> CONSIGNE 1
Parmi les lignes placées après le texte, donnez sous forme de liste JSON de chaînes celles qui vont de la ligne contenant « Patent image size: (1020, 1320). » jusqu'à la ligne contenant « The coupling switch 22 is at (365, 183). », les deux incluses, à raison d'une chaîne par ligne et sans les lignes vides.
> CONSIGNE 2
Prolongez le texte sur le Mémorial et la mémoire de la Shoah à partir de sa dernière phrase.

> EXTRAIT DU TEXTE
Comme son nom l’indique, un Mémorial est un lieu de mémoire.
Mais de quelle mémoire parle-t-on? D’une mémoire de l’homme. D’une mémoire de l’histoire. Pas d’une mémoire du problème relatif à la Shoah parce que, croit-on, le problème de la Shoah n’est pas notre problème, c’est un problème passé, intolérable, mais liquidé. Il faut s’en souvenir, pour ne pas que l’événement se reproduise…point.
Le devoir de mémoire recouvre le problème dont il est question…lequel? Que la Shoah donne à voir l’essence même de la modernité dans son rapport à l’Etat, à la technique, au travail, etc…. On en saura bientôt plus en lisant la Philosophie de la Shoah.
Consommons de la mémoire pour se souvenir, surtout si cela ne donne pas à penser. Divertissons-nous, contentons-nous dans le voyeurisme de la déréliction des déchets de l’histoire. Les déchets sont recyclables à l’infini, dans une écologie de la mémoire, glissement, lissage qui rend possible quenelles et bras tendus. On hurle, bien tard, à l’imposture devant Dieudonné, alors qu’on est incapable de donner à voir de l’universel dans un événement qui concerne, pourtant, l’humanité de l’homme.

> LIGNES AFFICHÉES
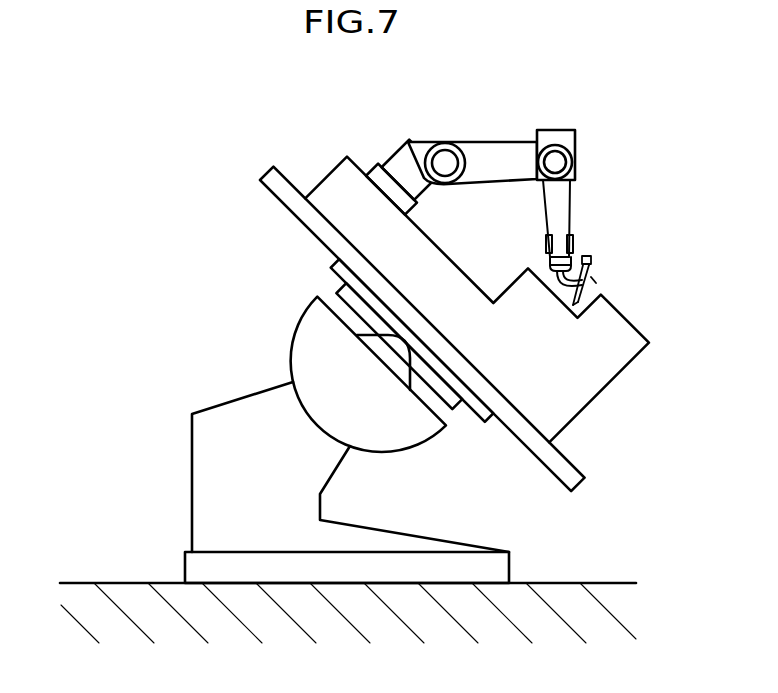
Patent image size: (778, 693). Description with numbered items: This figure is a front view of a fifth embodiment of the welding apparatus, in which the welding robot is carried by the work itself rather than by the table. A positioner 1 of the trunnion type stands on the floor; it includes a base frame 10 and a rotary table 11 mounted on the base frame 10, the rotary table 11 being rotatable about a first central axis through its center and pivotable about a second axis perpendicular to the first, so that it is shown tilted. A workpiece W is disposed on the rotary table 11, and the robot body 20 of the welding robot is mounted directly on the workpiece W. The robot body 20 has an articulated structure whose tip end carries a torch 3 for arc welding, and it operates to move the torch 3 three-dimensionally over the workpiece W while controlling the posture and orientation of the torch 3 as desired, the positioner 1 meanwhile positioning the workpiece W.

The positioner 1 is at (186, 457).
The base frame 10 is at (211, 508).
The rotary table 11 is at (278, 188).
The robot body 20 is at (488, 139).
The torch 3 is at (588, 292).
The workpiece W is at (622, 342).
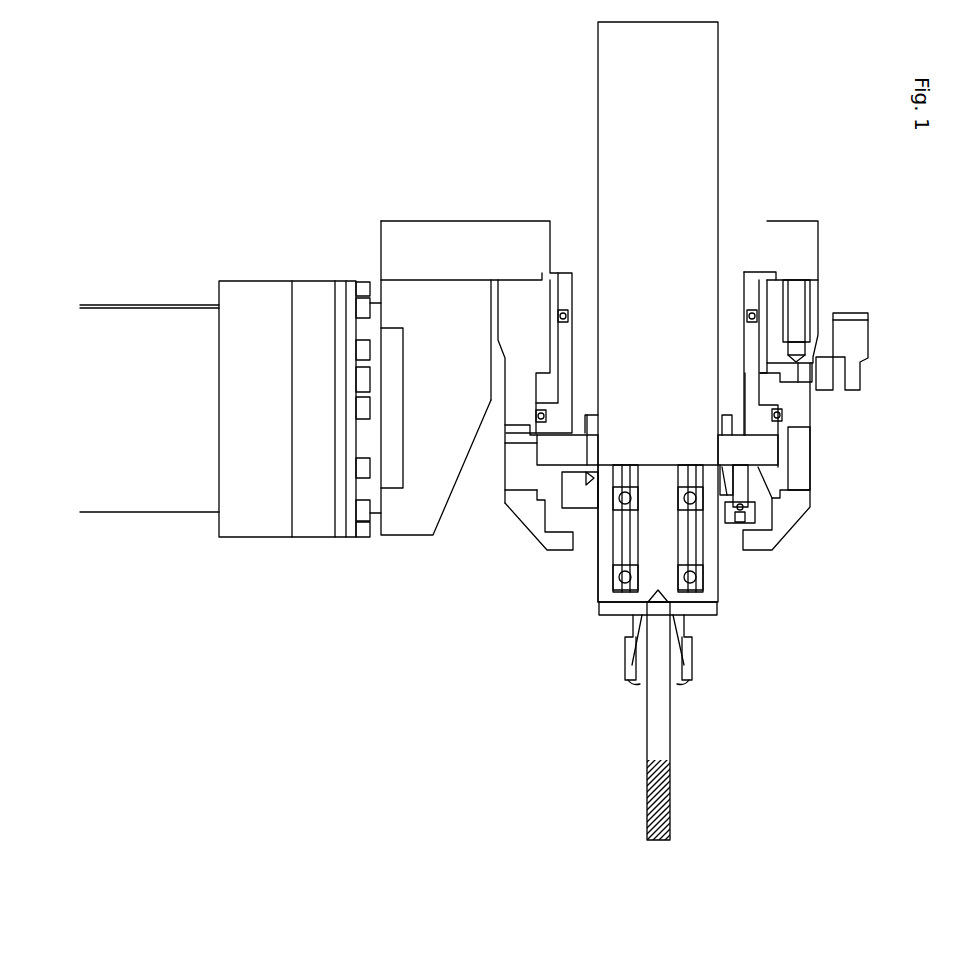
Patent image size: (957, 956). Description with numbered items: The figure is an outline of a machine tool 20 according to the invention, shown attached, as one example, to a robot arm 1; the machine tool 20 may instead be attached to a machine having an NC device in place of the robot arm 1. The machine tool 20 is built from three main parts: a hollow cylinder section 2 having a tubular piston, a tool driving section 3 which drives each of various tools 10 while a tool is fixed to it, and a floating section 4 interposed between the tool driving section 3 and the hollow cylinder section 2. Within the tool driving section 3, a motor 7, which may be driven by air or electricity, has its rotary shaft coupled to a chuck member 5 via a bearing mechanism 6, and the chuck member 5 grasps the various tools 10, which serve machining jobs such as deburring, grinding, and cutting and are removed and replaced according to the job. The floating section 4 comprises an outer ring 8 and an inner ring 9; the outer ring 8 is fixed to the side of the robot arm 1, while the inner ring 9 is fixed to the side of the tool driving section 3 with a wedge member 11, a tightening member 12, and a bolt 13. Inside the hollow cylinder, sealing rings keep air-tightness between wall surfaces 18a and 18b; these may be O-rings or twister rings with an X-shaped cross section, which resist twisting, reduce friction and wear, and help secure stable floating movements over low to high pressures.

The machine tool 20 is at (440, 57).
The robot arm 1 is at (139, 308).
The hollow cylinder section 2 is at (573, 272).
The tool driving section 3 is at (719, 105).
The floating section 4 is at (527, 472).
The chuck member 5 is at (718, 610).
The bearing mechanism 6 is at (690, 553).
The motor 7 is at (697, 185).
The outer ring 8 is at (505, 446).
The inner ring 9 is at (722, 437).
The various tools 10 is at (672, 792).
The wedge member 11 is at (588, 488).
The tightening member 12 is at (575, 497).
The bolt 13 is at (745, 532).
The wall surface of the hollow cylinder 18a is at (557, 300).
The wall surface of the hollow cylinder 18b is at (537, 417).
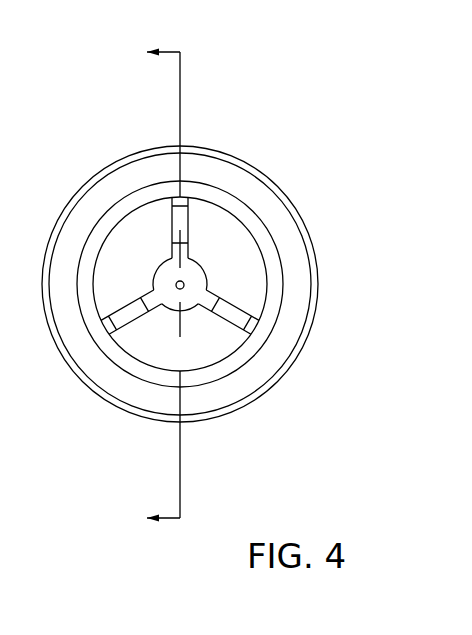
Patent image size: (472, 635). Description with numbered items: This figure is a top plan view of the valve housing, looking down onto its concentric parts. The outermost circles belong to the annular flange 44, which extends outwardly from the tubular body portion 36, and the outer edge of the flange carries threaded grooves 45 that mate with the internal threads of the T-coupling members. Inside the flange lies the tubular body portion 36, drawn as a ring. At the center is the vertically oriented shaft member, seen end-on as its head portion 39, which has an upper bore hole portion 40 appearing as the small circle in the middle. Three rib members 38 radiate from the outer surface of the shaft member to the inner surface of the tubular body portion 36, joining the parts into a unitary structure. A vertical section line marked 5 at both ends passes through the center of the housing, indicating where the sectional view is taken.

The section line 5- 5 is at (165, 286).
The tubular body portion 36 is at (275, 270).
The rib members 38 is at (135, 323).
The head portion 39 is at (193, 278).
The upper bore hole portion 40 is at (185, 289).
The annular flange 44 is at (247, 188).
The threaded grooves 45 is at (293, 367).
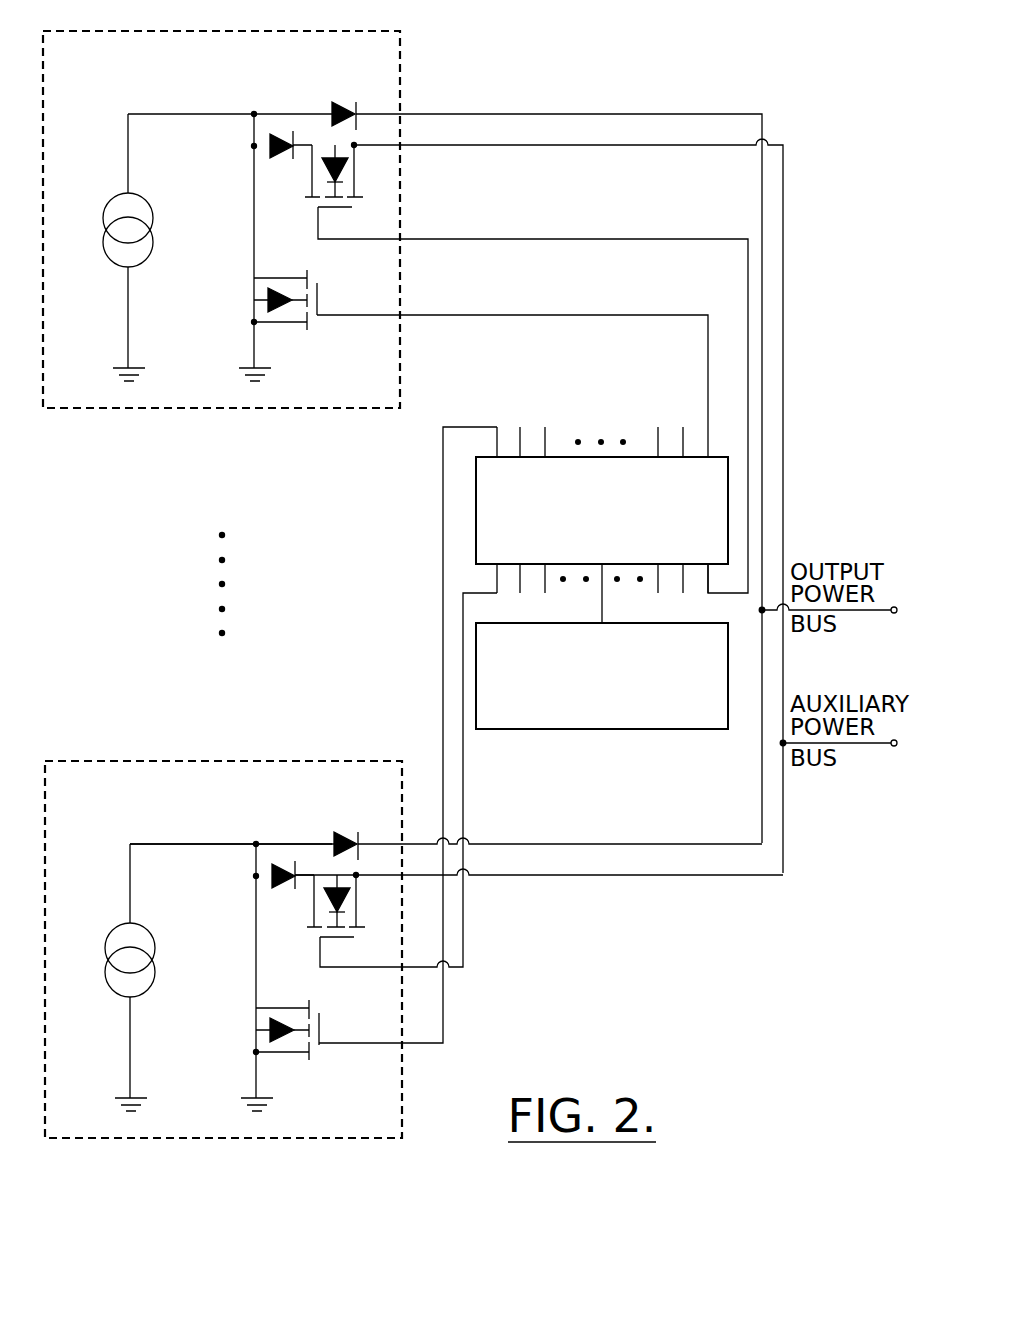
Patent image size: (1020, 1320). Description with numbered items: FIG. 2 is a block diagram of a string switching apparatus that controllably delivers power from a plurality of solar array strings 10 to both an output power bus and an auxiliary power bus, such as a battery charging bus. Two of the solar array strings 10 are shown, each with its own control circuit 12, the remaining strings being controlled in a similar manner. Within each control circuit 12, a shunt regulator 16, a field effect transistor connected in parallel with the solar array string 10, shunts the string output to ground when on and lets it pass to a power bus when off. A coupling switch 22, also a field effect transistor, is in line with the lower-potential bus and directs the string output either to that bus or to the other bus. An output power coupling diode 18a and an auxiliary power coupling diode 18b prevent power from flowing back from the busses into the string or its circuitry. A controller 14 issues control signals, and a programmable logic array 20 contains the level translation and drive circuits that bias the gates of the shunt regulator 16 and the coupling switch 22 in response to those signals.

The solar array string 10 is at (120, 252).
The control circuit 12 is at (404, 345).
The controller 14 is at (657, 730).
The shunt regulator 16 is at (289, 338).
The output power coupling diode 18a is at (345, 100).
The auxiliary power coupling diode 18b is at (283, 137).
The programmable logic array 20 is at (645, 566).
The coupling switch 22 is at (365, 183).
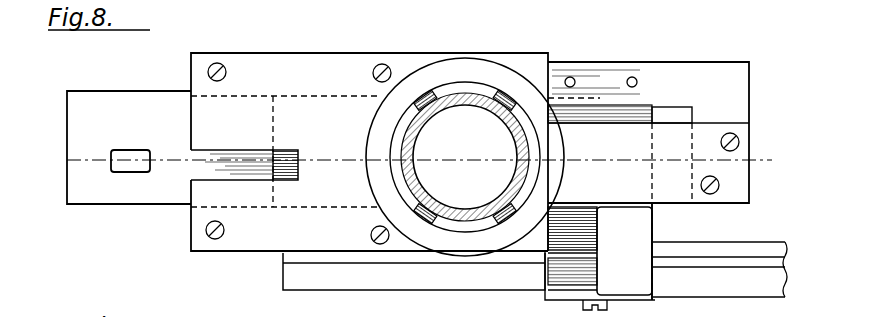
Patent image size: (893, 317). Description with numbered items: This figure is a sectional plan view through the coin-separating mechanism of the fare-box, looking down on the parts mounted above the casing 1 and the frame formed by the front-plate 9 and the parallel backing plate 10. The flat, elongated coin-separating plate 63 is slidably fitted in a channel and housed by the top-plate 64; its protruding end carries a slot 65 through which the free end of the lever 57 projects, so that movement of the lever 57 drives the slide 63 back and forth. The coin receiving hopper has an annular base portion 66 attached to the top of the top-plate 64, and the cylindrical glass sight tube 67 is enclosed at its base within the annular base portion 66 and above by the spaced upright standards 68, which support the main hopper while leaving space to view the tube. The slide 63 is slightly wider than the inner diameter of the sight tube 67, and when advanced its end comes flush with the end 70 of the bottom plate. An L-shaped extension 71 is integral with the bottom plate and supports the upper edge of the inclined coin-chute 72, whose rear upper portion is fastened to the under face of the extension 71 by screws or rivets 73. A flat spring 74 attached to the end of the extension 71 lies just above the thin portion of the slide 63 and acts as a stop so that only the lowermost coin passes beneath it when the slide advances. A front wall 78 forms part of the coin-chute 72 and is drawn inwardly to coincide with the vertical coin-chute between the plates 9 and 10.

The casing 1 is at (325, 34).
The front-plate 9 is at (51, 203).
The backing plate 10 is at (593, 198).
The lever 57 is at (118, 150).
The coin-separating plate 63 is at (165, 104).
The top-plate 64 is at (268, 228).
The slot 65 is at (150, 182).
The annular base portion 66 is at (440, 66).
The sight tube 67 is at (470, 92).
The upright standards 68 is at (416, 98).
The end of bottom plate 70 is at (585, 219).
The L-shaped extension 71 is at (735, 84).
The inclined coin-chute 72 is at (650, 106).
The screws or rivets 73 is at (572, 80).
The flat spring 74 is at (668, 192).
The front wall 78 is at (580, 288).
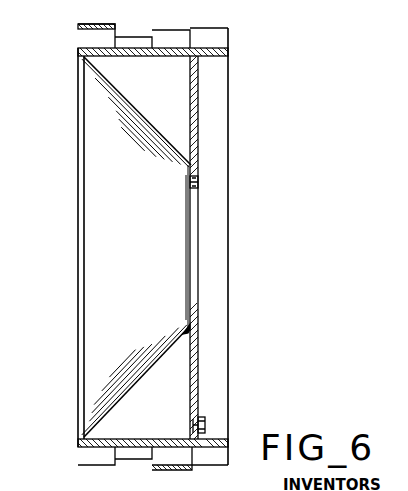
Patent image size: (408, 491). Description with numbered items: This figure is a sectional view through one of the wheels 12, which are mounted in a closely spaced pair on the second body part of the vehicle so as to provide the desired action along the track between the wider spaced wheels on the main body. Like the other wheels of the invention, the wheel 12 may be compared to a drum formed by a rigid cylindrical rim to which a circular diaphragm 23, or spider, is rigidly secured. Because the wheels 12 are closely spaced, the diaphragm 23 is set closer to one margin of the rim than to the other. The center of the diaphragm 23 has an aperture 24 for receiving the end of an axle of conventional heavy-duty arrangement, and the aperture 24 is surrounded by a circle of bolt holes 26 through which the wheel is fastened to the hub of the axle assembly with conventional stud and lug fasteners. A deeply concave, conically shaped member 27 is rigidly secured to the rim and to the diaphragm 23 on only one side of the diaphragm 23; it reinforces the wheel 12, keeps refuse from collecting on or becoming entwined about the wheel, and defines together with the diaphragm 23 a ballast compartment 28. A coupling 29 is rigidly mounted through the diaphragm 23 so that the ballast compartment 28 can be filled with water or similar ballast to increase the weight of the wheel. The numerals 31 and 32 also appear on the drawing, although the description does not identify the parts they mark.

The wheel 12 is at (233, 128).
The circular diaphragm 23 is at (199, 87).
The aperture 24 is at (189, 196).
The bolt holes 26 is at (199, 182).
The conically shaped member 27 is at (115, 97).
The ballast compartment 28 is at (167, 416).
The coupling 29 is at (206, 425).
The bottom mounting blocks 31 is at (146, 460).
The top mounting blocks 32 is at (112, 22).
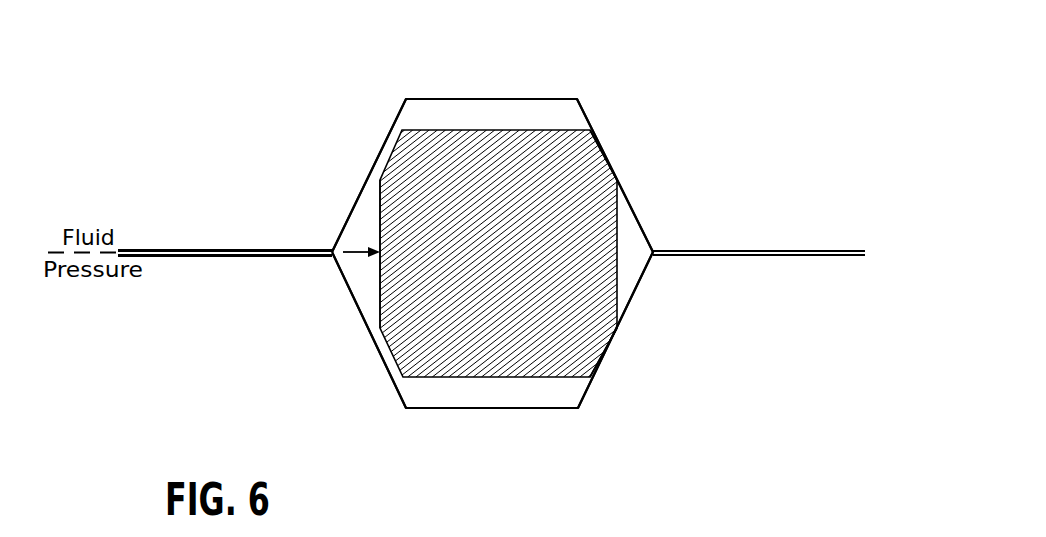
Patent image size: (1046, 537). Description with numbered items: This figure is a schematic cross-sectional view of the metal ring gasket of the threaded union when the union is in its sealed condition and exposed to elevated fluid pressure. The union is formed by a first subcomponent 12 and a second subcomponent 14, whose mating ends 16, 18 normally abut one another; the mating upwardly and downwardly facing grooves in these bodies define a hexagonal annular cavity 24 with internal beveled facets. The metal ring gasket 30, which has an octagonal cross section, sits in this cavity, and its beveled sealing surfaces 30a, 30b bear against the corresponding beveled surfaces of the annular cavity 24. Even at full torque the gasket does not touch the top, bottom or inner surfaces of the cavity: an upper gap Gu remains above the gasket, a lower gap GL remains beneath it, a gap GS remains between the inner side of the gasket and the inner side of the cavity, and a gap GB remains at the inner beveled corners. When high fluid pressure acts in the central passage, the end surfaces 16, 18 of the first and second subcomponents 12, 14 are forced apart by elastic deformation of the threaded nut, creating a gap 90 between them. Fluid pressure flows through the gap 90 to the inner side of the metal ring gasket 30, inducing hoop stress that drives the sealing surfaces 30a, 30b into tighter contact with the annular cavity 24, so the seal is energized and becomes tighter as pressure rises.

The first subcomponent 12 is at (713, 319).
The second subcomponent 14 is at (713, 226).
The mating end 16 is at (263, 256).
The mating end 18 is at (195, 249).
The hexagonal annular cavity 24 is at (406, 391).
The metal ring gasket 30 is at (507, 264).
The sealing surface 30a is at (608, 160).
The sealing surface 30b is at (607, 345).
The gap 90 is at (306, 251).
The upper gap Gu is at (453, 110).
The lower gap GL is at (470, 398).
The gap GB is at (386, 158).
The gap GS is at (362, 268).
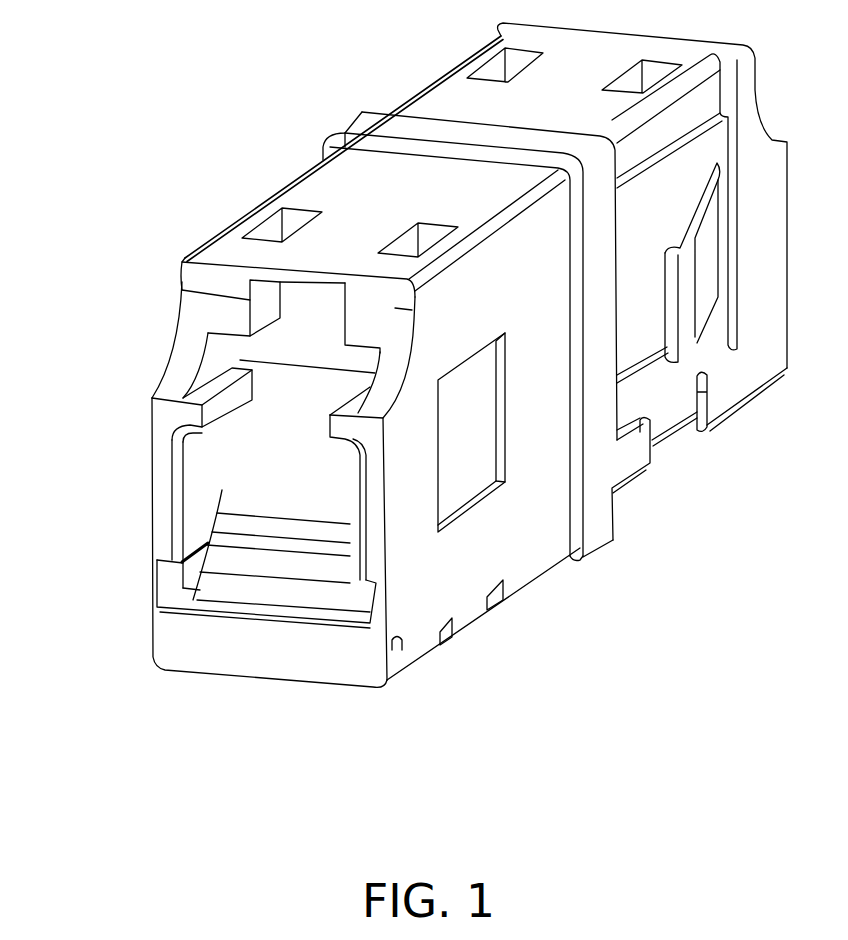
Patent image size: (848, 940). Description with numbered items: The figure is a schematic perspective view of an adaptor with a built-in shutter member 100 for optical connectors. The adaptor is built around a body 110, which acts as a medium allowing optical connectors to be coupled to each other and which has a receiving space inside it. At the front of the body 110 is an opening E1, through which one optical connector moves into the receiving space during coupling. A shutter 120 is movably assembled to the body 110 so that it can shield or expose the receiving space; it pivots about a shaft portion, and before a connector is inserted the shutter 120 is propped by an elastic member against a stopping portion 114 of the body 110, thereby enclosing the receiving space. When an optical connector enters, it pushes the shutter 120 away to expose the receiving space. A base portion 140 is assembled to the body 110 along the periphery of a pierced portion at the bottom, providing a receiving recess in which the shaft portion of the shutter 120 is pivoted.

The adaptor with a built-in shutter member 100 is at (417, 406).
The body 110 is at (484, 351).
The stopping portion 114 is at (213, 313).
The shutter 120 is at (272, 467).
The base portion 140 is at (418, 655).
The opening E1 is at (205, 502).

> RÉPONSE ATTENDUE 1
[
  "Patent image size: (1020, 1320). Description with numbered items: FIG. 2 is a block diagram of a string switching apparatus that controllably delivers power from a plurality of solar array strings 10 to both an output power bus and an auxiliary power bus, such as a battery charging bus. Two of the solar array strings 10 are shown, each with its own control circuit 12, the remaining strings being controlled in a similar manner. Within each control circuit 12, a shunt regulator 16, a field effect transistor connected in parallel with the solar array string 10, shunts the string output to ground when on and lets it pass to a power bus when off. A coupling switch 22, also a field effect transistor, is in line with the lower-potential bus and directs the string output either to that bus or to the other bus. An output power coupling diode 18a and an auxiliary power coupling diode 18b prevent power from flowing back from the busses into the string or its circuitry. A controller 14 issues control signals, and a programmable logic array 20 contains the level translation and drive circuits that bias the gates of the shunt regulator 16 and the coupling switch 22 in response to those signals.",
  "The solar array string 10 is at (120, 252).",
  "The control circuit 12 is at (404, 345).",
  "The controller 14 is at (657, 730).",
  "The shunt regulator 16 is at (289, 338).",
  "The output power coupling diode 18a is at (345, 100).",
  "The auxiliary power coupling diode 18b is at (283, 137).",
  "The programmable logic array 20 is at (645, 566).",
  "The coupling switch 22 is at (365, 183)."
]

> RÉPONSE ATTENDUE 2
Avant que Peter Eisenman soit l’élu et le promoteur immobilier du mémorial de Berlin, Horst Hoheisel avait proposé, lors du dépôt des projets, une solution simple qui relevait à la fois de la mémoire et de l’exigence de penser un problème: faire sauter la porte de Brandebourg , réduire ses pierres en poussière et les répandre sur l’ancien site. Après quoi couvrir le monument de plaque de granite.
« Comment se souvenir d’un peuple détruit sinon par un monument détruit? » s’interroge James Young, dans son article sur le mémorial allemand. (Consciences de la Shoah, Kimé, 2000, direction Philippe Mesnard, p.61-78)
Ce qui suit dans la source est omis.